= Instruction =
Will you write out all the entries below exactly?
##### Data supplied
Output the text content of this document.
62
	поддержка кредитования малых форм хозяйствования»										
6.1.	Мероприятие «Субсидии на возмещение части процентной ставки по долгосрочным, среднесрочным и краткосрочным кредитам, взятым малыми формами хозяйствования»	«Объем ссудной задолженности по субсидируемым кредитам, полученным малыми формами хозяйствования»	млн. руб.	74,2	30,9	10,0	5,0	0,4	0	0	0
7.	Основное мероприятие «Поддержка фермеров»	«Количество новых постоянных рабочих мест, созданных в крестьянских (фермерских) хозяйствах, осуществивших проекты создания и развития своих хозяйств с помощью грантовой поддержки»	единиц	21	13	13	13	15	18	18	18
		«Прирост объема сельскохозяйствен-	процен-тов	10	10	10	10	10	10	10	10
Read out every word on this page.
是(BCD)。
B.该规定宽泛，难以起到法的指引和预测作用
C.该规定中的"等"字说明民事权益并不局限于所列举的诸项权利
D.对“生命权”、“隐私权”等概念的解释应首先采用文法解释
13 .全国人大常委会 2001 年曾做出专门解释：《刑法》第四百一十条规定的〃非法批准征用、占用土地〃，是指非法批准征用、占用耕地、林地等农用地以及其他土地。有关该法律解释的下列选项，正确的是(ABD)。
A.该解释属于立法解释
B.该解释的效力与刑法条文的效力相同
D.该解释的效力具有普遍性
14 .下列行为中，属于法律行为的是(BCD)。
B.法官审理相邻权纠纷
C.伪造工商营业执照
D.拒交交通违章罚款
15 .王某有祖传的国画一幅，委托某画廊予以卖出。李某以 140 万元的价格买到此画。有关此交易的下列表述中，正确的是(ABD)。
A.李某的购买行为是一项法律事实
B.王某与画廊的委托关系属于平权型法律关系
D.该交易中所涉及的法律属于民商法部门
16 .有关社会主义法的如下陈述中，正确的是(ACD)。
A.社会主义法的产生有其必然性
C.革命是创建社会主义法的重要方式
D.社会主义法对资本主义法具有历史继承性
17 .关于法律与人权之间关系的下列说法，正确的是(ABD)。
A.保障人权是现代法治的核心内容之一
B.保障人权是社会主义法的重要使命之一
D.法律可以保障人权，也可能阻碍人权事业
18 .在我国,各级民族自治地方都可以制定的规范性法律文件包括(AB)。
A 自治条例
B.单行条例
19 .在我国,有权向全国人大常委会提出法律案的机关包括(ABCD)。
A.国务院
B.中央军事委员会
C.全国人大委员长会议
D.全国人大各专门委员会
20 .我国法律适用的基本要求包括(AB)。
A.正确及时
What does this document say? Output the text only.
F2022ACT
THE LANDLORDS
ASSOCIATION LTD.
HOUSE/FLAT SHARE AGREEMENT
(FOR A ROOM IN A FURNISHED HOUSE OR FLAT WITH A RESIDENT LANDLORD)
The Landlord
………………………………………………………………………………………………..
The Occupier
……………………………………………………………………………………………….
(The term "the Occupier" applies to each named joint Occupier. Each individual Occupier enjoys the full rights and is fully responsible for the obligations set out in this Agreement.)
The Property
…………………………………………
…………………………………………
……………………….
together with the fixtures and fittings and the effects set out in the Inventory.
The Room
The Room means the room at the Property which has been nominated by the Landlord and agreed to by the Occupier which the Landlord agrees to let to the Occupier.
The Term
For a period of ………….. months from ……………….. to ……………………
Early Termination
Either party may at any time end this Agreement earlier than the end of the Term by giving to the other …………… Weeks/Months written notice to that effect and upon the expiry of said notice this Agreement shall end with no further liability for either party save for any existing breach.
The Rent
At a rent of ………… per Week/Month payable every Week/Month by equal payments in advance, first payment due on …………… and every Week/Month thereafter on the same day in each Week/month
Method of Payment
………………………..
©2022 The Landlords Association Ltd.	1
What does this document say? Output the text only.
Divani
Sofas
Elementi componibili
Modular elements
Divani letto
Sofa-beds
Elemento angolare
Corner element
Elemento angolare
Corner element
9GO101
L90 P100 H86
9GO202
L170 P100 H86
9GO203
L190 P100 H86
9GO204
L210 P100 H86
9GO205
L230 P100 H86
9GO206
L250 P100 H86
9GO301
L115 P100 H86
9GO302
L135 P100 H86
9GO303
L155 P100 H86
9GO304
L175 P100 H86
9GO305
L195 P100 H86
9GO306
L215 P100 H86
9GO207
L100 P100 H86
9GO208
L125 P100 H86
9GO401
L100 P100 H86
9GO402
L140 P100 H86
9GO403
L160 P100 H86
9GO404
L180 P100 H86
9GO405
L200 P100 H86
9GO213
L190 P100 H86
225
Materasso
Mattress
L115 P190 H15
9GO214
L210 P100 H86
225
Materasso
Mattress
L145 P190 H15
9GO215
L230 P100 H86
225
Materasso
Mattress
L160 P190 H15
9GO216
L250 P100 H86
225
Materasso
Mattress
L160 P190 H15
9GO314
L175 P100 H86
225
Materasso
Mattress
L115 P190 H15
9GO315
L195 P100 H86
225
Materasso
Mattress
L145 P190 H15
##########
= Correct response =
Output the text content of this document.
62
	поддержка кредитования малых форм хозяйствования»										
6.1.	Мероприятие «Субсидии на возмещение части процентной ставки по долгосрочным, среднесрочным и краткосрочным кредитам, взятым малыми формами хозяйствования»	«Объем ссудной задолженности по субсидируемым кредитам, полученным малыми формами хозяйствования»	млн. руб.	74,2	30,9	10,0	5,0	0,4	0	0	0
7.	Основное мероприятие «Поддержка фермеров»	«Количество новых постоянных рабочих мест, созданных в крестьянских (фермерских) хозяйствах, осуществивших проекты создания и развития своих хозяйств с помощью грантовой поддержки»	единиц	21	13	13	13	15	18	18	18
		«Прирост объема сельскохозяйствен-	процен-тов	10	10	10	10	10	10	10	10
Read out every word on this page.
是(BCD)。
B.该规定宽泛，难以起到法的指引和预测作用
C.该规定中的"等"字说明民事权益并不局限于所列举的诸项权利
D.对“生命权”、“隐私权”等概念的解释应首先采用文法解释
13 .全国人大常委会 2001 年曾做出专门解释：《刑法》第四百一十条规定的〃非法批准征用、占用土地〃，是指非法批准征用、占用耕地、林地等农用地以及其他土地。有关该法律解释的下列选项，正确的是(ABD)。
A.该解释属于立法解释
B.该解释的效力与刑法条文的效力相同
D.该解释的效力具有普遍性
14 .下列行为中，属于法律行为的是(BCD)。
B.法官审理相邻权纠纷
C.伪造工商营业执照
D.拒交交通违章罚款
15 .王某有祖传的国画一幅，委托某画廊予以卖出。李某以 140 万元的价格买到此画。有关此交易的下列表述中，正确的是(ABD)。
A.李某的购买行为是一项法律事实
B.王某与画廊的委托关系属于平权型法律关系
D.该交易中所涉及的法律属于民商法部门
16 .有关社会主义法的如下陈述中，正确的是(ACD)。
A.社会主义法的产生有其必然性
C.革命是创建社会主义法的重要方式
D.社会主义法对资本主义法具有历史继承性
17 .关于法律与人权之间关系的下列说法，正确的是(ABD)。
A.保障人权是现代法治的核心内容之一
B.保障人权是社会主义法的重要使命之一
D.法律可以保障人权，也可能阻碍人权事业
18 .在我国,各级民族自治地方都可以制定的规范性法律文件包括(AB)。
A 自治条例
B.单行条例
19 .在我国,有权向全国人大常委会提出法律案的机关包括(ABCD)。
A.国务院
B.中央军事委员会
C.全国人大委员长会议
D.全国人大各专门委员会
20 .我国法律适用的基本要求包括(AB)。
A.正确及时
What does this document say? Output the text only.
F2022ACT
THE LANDLORDS
ASSOCIATION LTD.
HOUSE/FLAT SHARE AGREEMENT
(FOR A ROOM IN A FURNISHED HOUSE OR FLAT WITH A RESIDENT LANDLORD)
The Landlord
………………………………………………………………………………………………..
The Occupier
……………………………………………………………………………………………….
(The term "the Occupier" applies to each named joint Occupier. Each individual Occupier enjoys the full rights and is fully responsible for the obligations set out in this Agreement.)
The Property
…………………………………………
…………………………………………
……………………….
together with the fixtures and fittings and the effects set out in the Inventory.
The Room
The Room means the room at the Property which has been nominated by the Landlord and agreed to by the Occupier which the Landlord agrees to let to the Occupier.
The Term
For a period of ………….. months from ……………….. to ……………………
Early Termination
Either party may at any time end this Agreement earlier than the end of the Term by giving to the other …………… Weeks/Months written notice to that effect and upon the expiry of said notice this Agreement shall end with no further liability for either party save for any existing breach.
The Rent
At a rent of ………… per Week/Month payable every Week/Month by equal payments in advance, first payment due on …………… and every Week/Month thereafter on the same day in each Week/month
Method of Payment
………………………..
©2022 The Landlords Association Ltd.	1
What does this document say? Output the text only.
Divani
Sofas
Elementi componibili
Modular elements
Divani letto
Sofa-beds
Elemento angolare
Corner element
Elemento angolare
Corner element
9GO101
L90 P100 H86
9GO202
L170 P100 H86
9GO203
L190 P100 H86
9GO204
L210 P100 H86
9GO205
L230 P100 H86
9GO206
L250 P100 H86
9GO301
L115 P100 H86
9GO302
L135 P100 H86
9GO303
L155 P100 H86
9GO304
L175 P100 H86
9GO305
L195 P100 H86
9GO306
L215 P100 H86
9GO207
L100 P100 H86
9GO208
L125 P100 H86
9GO401
L100 P100 H86
9GO402
L140 P100 H86
9GO403
L160 P100 H86
9GO404
L180 P100 H86
9GO405
L200 P100 H86
9GO213
L190 P100 H86
225
Materasso
Mattress
L115 P190 H15
9GO214
L210 P100 H86
225
Materasso
Mattress
L145 P190 H15
9GO215
L230 P100 H86
225
Materasso
Mattress
L160 P190 H15
9GO216
L250 P100 H86
225
Materasso
Mattress
L160 P190 H15
9GO314
L175 P100 H86
225
Materasso
Mattress
L115 P190 H15
9GO315
L195 P100 H86
225
Materasso
Mattress
L145 P190 H15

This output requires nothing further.